**RECORD SET:**
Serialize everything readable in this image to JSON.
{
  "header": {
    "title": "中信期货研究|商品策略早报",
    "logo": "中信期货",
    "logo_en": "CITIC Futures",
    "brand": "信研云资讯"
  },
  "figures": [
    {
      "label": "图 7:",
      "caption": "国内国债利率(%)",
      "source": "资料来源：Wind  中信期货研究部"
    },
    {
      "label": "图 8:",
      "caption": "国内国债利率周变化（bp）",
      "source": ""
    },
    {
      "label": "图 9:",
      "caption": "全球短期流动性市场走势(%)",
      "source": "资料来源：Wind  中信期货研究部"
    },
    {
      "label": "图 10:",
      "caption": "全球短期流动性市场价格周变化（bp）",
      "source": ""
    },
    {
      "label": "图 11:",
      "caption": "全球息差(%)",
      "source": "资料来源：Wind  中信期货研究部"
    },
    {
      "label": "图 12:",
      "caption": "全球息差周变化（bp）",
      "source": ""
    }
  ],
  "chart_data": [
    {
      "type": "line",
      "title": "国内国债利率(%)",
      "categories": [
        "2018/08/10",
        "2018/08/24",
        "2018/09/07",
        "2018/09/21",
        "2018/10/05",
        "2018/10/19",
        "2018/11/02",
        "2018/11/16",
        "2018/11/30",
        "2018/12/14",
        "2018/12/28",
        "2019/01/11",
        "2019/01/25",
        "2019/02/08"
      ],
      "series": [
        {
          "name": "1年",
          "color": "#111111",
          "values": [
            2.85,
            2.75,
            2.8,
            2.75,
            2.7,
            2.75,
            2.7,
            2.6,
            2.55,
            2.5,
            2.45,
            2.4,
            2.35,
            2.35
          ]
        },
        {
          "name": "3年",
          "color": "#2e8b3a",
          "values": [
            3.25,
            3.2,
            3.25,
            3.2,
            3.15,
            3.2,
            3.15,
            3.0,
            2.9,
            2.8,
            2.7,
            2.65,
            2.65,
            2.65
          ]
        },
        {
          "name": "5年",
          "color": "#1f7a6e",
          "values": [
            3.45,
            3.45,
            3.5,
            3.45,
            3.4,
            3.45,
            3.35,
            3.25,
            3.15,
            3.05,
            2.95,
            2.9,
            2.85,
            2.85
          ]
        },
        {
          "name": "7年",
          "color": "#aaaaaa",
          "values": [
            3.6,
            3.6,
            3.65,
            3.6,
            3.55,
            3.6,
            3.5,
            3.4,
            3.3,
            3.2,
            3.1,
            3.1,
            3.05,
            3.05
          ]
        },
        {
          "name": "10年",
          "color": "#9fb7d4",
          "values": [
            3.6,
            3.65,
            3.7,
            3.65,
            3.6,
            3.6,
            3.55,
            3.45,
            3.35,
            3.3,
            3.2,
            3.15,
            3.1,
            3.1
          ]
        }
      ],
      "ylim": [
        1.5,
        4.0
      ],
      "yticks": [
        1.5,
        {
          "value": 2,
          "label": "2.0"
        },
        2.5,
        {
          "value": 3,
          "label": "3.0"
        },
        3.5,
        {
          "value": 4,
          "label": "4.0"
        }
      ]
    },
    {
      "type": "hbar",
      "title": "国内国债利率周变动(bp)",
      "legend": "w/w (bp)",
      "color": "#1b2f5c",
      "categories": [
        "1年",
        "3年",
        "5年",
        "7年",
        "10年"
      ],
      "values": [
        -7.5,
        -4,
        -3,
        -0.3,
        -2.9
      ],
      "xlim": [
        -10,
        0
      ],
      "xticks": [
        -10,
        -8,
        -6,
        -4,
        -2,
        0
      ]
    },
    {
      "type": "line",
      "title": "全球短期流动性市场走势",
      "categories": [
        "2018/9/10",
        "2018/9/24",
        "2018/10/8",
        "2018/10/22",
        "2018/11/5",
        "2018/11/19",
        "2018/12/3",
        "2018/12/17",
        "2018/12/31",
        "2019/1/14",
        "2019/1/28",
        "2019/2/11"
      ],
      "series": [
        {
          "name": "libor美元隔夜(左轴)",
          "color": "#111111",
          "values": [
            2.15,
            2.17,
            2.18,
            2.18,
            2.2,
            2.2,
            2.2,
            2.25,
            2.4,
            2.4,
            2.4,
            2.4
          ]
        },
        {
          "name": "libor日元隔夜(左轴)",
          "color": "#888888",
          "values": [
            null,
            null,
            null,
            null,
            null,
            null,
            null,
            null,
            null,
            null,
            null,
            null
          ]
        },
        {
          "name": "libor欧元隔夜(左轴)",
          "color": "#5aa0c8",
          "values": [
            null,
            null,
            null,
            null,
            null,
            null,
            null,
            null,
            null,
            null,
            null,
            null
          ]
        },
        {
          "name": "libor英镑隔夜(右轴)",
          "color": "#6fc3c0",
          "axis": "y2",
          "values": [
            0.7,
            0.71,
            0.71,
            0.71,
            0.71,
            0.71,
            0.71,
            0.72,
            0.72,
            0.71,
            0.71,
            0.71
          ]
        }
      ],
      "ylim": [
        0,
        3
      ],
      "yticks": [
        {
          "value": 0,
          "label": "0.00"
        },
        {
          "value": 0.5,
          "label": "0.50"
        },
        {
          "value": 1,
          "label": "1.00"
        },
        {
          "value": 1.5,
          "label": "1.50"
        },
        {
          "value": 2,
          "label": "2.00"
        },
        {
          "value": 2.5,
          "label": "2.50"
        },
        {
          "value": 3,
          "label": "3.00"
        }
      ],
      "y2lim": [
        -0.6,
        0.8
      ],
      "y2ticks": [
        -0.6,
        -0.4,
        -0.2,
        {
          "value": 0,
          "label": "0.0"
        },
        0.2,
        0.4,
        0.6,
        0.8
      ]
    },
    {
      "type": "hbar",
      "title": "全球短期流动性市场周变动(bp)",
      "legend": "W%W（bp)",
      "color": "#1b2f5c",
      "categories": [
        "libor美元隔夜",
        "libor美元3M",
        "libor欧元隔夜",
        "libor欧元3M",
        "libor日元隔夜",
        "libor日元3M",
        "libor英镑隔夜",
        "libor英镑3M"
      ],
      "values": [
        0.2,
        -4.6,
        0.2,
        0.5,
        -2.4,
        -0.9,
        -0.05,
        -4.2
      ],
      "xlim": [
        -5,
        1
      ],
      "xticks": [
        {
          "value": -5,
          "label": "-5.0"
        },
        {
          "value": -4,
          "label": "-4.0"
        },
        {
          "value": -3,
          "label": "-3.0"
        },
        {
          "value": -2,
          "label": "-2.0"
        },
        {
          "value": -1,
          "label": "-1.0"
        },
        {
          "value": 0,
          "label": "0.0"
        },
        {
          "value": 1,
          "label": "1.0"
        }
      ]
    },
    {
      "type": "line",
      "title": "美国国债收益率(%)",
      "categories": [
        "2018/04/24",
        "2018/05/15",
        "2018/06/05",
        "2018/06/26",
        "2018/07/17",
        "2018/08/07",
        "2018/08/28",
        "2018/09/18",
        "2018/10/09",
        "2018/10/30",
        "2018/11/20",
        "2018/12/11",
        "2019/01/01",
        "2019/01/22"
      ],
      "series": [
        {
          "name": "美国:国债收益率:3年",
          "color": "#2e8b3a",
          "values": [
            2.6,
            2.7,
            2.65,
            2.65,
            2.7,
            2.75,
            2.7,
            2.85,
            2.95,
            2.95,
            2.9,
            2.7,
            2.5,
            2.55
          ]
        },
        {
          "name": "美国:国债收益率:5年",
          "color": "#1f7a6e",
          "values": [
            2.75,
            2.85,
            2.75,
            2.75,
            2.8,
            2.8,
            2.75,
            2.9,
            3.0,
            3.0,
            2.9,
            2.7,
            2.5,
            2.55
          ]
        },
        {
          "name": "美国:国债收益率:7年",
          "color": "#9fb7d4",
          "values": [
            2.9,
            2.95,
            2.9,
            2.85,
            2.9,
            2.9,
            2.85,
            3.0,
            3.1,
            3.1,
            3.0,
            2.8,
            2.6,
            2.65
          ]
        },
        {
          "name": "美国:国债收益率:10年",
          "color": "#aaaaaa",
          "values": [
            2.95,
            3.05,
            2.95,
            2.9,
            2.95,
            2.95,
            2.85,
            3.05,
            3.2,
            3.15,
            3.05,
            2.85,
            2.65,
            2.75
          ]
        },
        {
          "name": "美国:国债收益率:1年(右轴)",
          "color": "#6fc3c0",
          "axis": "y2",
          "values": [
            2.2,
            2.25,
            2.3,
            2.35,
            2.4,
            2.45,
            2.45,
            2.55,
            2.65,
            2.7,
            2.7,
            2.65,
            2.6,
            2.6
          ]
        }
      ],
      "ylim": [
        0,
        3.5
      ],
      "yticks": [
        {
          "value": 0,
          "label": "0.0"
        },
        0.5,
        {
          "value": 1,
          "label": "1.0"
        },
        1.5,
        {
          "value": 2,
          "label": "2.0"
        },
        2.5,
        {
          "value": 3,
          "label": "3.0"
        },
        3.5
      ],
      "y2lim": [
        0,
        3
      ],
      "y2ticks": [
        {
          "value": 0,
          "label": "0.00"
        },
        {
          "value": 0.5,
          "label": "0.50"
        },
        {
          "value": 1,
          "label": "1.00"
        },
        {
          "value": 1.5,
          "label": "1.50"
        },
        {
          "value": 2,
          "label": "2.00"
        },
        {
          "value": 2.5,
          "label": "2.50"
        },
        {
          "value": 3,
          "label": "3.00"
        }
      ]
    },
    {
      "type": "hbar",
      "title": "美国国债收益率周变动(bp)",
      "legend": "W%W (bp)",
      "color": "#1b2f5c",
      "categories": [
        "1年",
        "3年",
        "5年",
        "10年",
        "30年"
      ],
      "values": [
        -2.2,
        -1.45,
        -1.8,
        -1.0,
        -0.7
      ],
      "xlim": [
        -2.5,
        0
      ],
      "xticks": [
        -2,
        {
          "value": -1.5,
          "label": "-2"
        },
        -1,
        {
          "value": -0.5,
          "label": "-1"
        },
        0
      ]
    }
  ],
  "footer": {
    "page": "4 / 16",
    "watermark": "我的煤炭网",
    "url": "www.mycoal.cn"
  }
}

**AIM:**
Out of the material above, select every line that holds the string "全球短期流动性市场走势".

**OUTPUT OF THE EXERCISE:**
      "caption": "全球短期流动性市场走势(%)",
      "title": "全球短期流动性市场走势",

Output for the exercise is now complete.